SHORT PROBLEM -> Look through the data for the string "text". Copy every line where it is found.

Data records ->
• • • • •

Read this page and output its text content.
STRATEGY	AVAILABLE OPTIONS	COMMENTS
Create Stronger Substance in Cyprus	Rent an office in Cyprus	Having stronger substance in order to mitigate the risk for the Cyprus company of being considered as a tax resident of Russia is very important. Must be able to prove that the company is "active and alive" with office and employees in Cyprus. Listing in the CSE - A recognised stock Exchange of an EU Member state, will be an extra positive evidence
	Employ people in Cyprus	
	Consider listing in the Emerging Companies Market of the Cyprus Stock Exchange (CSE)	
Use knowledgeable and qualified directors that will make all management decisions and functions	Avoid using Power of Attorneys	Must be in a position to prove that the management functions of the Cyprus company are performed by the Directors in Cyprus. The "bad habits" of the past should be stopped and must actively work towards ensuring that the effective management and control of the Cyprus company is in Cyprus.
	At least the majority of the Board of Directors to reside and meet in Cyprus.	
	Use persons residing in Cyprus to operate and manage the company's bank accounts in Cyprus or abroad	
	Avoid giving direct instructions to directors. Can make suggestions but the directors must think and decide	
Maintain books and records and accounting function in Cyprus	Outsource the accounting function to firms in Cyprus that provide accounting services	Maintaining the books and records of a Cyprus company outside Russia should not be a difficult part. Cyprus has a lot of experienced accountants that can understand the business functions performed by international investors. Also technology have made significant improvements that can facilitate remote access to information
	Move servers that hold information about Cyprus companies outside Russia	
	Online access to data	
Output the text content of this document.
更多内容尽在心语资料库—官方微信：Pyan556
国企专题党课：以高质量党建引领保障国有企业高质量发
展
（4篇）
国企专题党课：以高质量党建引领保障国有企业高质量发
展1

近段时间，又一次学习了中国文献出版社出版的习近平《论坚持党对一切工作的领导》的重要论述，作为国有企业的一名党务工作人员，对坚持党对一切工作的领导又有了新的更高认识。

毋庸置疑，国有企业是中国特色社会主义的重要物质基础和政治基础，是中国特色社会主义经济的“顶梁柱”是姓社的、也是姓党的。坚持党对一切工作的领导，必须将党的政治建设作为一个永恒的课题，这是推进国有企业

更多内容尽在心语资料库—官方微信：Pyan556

• • • • •

COMPLETED EXERCISE ->
Read this page and output its text content.
Output the text content of this document.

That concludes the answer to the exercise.